[Records from a data source]
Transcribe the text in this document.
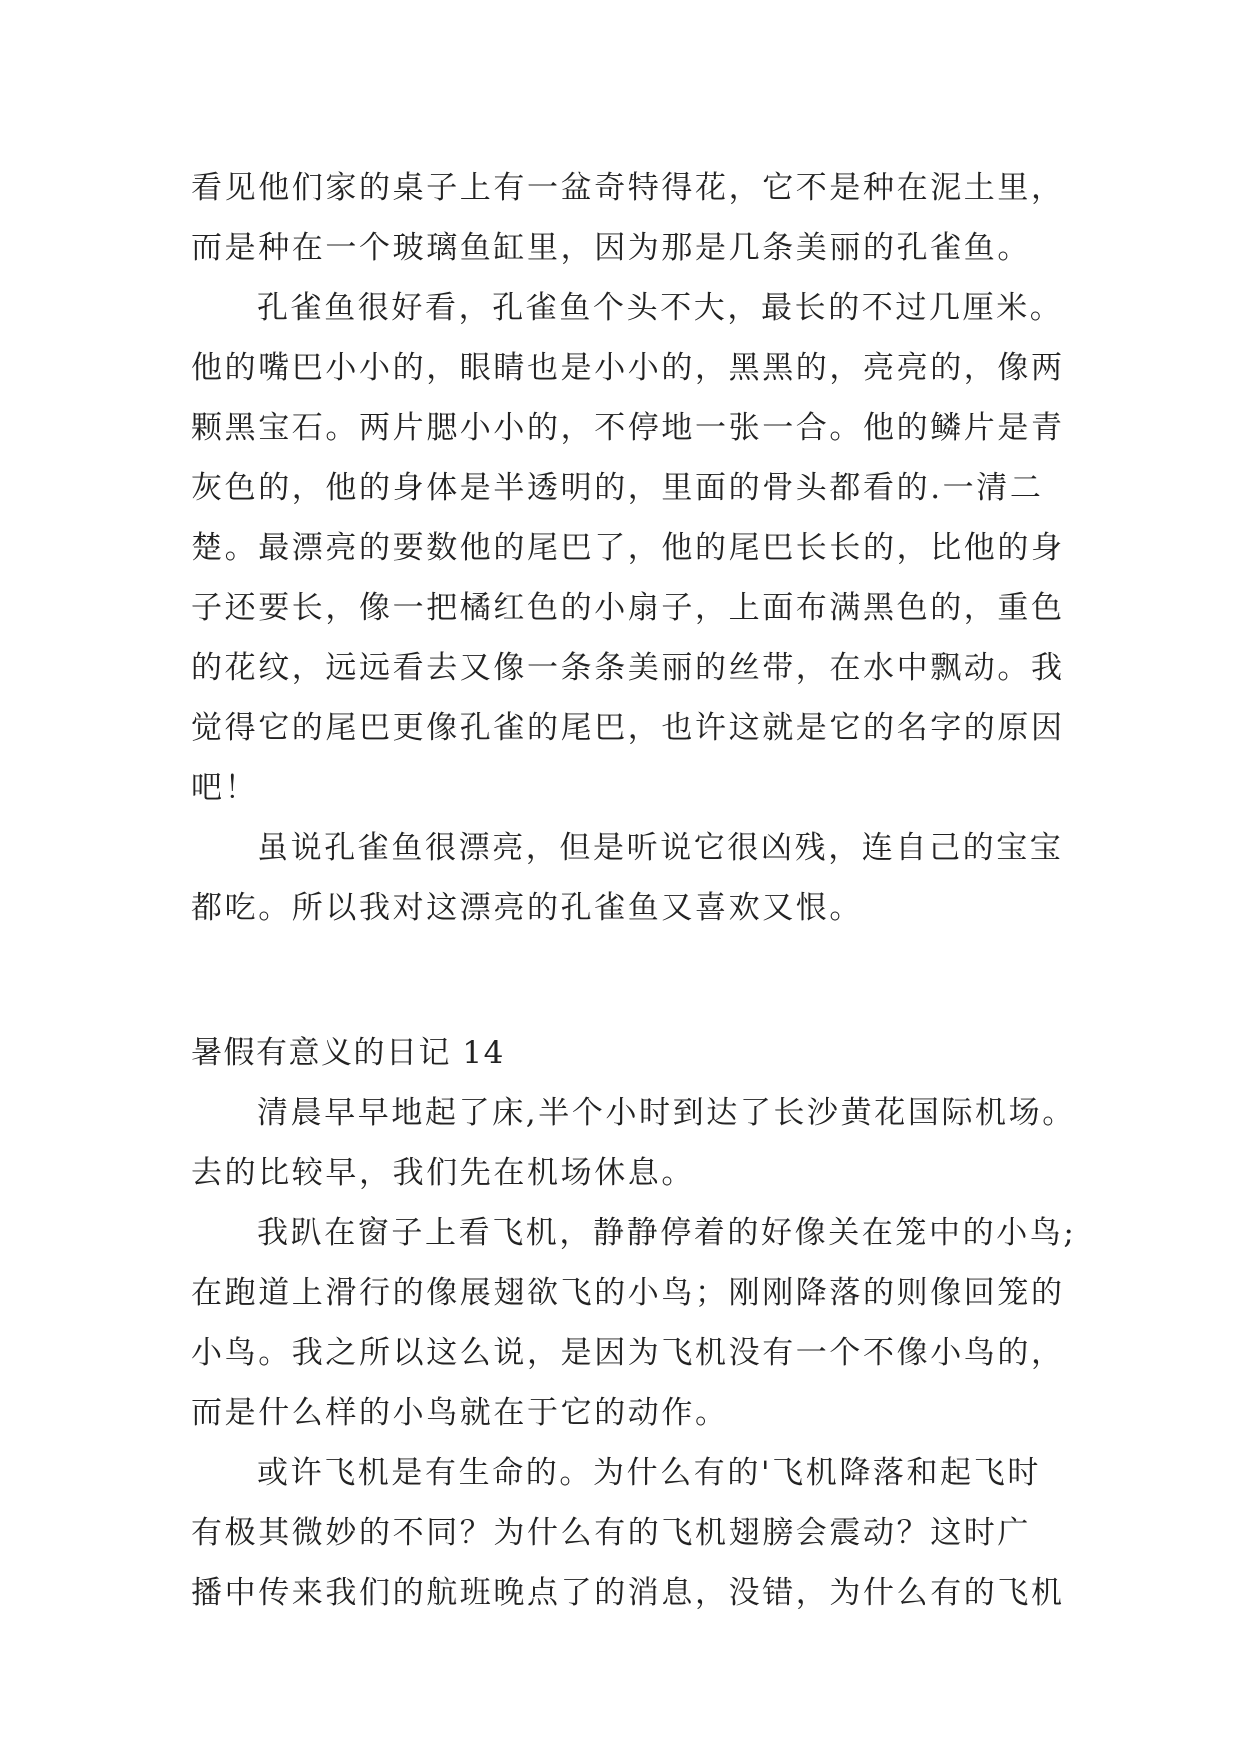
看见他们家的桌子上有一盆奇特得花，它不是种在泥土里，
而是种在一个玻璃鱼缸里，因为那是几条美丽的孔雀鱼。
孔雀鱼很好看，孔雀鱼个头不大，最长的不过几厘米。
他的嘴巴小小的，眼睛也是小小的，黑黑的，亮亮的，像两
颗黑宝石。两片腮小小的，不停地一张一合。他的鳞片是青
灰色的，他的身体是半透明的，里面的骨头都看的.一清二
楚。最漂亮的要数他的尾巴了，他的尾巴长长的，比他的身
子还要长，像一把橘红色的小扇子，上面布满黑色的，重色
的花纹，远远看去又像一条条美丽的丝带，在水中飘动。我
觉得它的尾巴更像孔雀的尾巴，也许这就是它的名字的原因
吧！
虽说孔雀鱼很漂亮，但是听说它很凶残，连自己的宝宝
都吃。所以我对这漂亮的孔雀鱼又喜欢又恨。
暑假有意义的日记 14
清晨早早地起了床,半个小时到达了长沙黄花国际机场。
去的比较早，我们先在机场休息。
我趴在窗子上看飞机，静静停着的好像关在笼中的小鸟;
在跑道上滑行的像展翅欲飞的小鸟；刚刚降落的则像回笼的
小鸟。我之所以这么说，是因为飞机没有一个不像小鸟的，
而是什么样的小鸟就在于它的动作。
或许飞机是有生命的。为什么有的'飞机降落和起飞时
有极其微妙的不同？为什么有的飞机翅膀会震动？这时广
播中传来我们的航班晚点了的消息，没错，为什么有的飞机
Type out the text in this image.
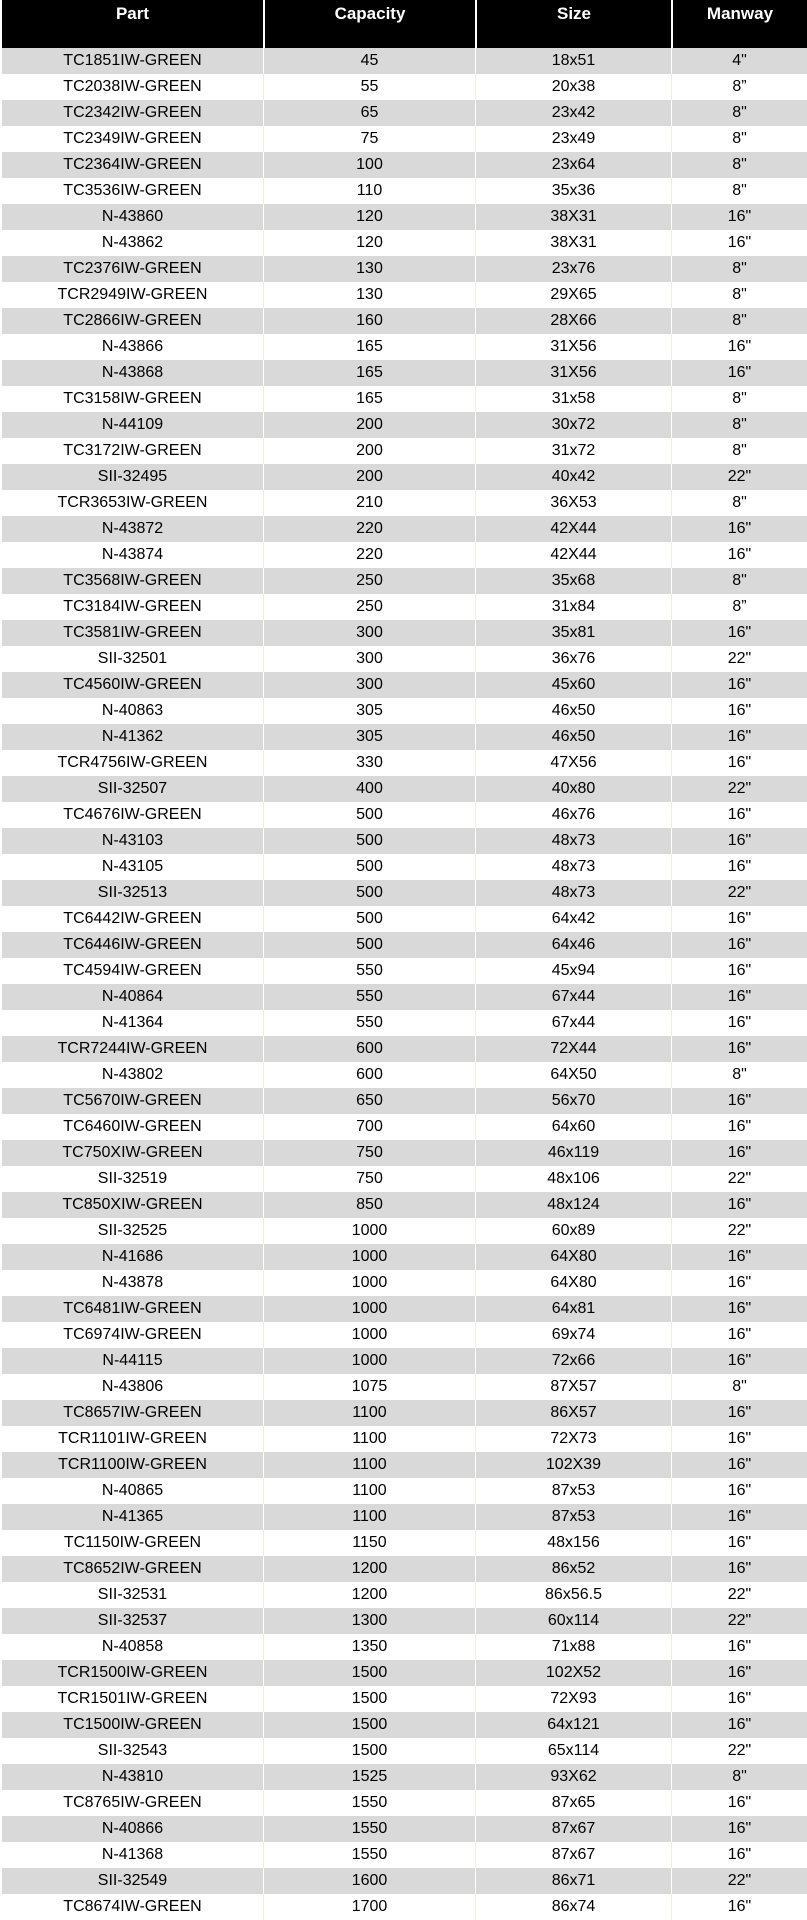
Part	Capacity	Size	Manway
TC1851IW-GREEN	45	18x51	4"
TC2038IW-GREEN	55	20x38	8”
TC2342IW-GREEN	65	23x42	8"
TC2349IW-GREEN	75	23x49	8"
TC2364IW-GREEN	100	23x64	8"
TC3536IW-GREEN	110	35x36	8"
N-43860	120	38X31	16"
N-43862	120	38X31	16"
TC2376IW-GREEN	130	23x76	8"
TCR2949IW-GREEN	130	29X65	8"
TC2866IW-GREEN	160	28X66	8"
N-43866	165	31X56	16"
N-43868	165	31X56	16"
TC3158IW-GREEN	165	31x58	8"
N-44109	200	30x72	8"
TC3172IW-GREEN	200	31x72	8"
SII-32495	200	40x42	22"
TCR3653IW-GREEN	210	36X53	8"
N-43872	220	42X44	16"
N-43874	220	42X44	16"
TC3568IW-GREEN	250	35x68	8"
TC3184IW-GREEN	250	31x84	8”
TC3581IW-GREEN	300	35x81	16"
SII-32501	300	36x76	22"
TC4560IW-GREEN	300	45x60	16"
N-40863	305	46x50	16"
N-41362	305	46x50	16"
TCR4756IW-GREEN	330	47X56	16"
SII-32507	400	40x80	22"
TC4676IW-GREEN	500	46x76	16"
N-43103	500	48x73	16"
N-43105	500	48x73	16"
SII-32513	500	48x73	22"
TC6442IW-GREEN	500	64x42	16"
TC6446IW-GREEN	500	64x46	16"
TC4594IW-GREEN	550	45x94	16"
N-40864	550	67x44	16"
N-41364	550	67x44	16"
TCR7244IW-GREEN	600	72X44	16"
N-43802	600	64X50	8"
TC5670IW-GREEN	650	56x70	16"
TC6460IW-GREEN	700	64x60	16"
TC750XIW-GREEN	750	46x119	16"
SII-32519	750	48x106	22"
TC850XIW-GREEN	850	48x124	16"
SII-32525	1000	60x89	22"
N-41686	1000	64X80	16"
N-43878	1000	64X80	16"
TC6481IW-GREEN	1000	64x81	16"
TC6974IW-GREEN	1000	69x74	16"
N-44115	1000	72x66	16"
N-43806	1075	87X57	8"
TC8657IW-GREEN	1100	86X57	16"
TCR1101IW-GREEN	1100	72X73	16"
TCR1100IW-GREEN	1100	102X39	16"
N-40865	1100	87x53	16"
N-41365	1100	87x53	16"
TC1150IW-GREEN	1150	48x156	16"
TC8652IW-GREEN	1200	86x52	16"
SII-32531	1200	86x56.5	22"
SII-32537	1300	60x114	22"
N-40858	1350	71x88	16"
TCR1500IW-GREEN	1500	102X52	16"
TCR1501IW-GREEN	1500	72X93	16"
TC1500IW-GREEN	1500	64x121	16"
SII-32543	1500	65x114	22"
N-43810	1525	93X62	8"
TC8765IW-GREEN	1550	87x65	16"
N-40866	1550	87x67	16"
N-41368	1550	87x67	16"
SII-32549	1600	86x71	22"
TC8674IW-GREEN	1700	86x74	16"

Task to carry out | Copy the whole listing above word for word but do not carry over the pictures.

Task result |
Transcribe the text in this document.
看见他们家的桌子上有一盆奇特得花，它不是种在泥土里，
而是种在一个玻璃鱼缸里，因为那是几条美丽的孔雀鱼。
孔雀鱼很好看，孔雀鱼个头不大，最长的不过几厘米。
他的嘴巴小小的，眼睛也是小小的，黑黑的，亮亮的，像两
颗黑宝石。两片腮小小的，不停地一张一合。他的鳞片是青
灰色的，他的身体是半透明的，里面的骨头都看的.一清二
楚。最漂亮的要数他的尾巴了，他的尾巴长长的，比他的身
子还要长，像一把橘红色的小扇子，上面布满黑色的，重色
的花纹，远远看去又像一条条美丽的丝带，在水中飘动。我
觉得它的尾巴更像孔雀的尾巴，也许这就是它的名字的原因
吧！
虽说孔雀鱼很漂亮，但是听说它很凶残，连自己的宝宝
都吃。所以我对这漂亮的孔雀鱼又喜欢又恨。
暑假有意义的日记 14
清晨早早地起了床,半个小时到达了长沙黄花国际机场。
去的比较早，我们先在机场休息。
我趴在窗子上看飞机，静静停着的好像关在笼中的小鸟;
在跑道上滑行的像展翅欲飞的小鸟；刚刚降落的则像回笼的
小鸟。我之所以这么说，是因为飞机没有一个不像小鸟的，
而是什么样的小鸟就在于它的动作。
或许飞机是有生命的。为什么有的'飞机降落和起飞时
有极其微妙的不同？为什么有的飞机翅膀会震动？这时广
播中传来我们的航班晚点了的消息，没错，为什么有的飞机
Type out the text in this image.
Part	Capacity	Size	Manway
TC1851IW-GREEN	45	18x51	4"
TC2038IW-GREEN	55	20x38	8”
TC2342IW-GREEN	65	23x42	8"
TC2349IW-GREEN	75	23x49	8"
TC2364IW-GREEN	100	23x64	8"
TC3536IW-GREEN	110	35x36	8"
N-43860	120	38X31	16"
N-43862	120	38X31	16"
TC2376IW-GREEN	130	23x76	8"
TCR2949IW-GREEN	130	29X65	8"
TC2866IW-GREEN	160	28X66	8"
N-43866	165	31X56	16"
N-43868	165	31X56	16"
TC3158IW-GREEN	165	31x58	8"
N-44109	200	30x72	8"
TC3172IW-GREEN	200	31x72	8"
SII-32495	200	40x42	22"
TCR3653IW-GREEN	210	36X53	8"
N-43872	220	42X44	16"
N-43874	220	42X44	16"
TC3568IW-GREEN	250	35x68	8"
TC3184IW-GREEN	250	31x84	8”
TC3581IW-GREEN	300	35x81	16"
SII-32501	300	36x76	22"
TC4560IW-GREEN	300	45x60	16"
N-40863	305	46x50	16"
N-41362	305	46x50	16"
TCR4756IW-GREEN	330	47X56	16"
SII-32507	400	40x80	22"
TC4676IW-GREEN	500	46x76	16"
N-43103	500	48x73	16"
N-43105	500	48x73	16"
SII-32513	500	48x73	22"
TC6442IW-GREEN	500	64x42	16"
TC6446IW-GREEN	500	64x46	16"
TC4594IW-GREEN	550	45x94	16"
N-40864	550	67x44	16"
N-41364	550	67x44	16"
TCR7244IW-GREEN	600	72X44	16"
N-43802	600	64X50	8"
TC5670IW-GREEN	650	56x70	16"
TC6460IW-GREEN	700	64x60	16"
TC750XIW-GREEN	750	46x119	16"
SII-32519	750	48x106	22"
TC850XIW-GREEN	850	48x124	16"
SII-32525	1000	60x89	22"
N-41686	1000	64X80	16"
N-43878	1000	64X80	16"
TC6481IW-GREEN	1000	64x81	16"
TC6974IW-GREEN	1000	69x74	16"
N-44115	1000	72x66	16"
N-43806	1075	87X57	8"
TC8657IW-GREEN	1100	86X57	16"
TCR1101IW-GREEN	1100	72X73	16"
TCR1100IW-GREEN	1100	102X39	16"
N-40865	1100	87x53	16"
N-41365	1100	87x53	16"
TC1150IW-GREEN	1150	48x156	16"
TC8652IW-GREEN	1200	86x52	16"
SII-32531	1200	86x56.5	22"
SII-32537	1300	60x114	22"
N-40858	1350	71x88	16"
TCR1500IW-GREEN	1500	102X52	16"
TCR1501IW-GREEN	1500	72X93	16"
TC1500IW-GREEN	1500	64x121	16"
SII-32543	1500	65x114	22"
N-43810	1525	93X62	8"
TC8765IW-GREEN	1550	87x65	16"
N-40866	1550	87x67	16"
N-41368	1550	87x67	16"
SII-32549	1600	86x71	22"
TC8674IW-GREEN	1700	86x74	16"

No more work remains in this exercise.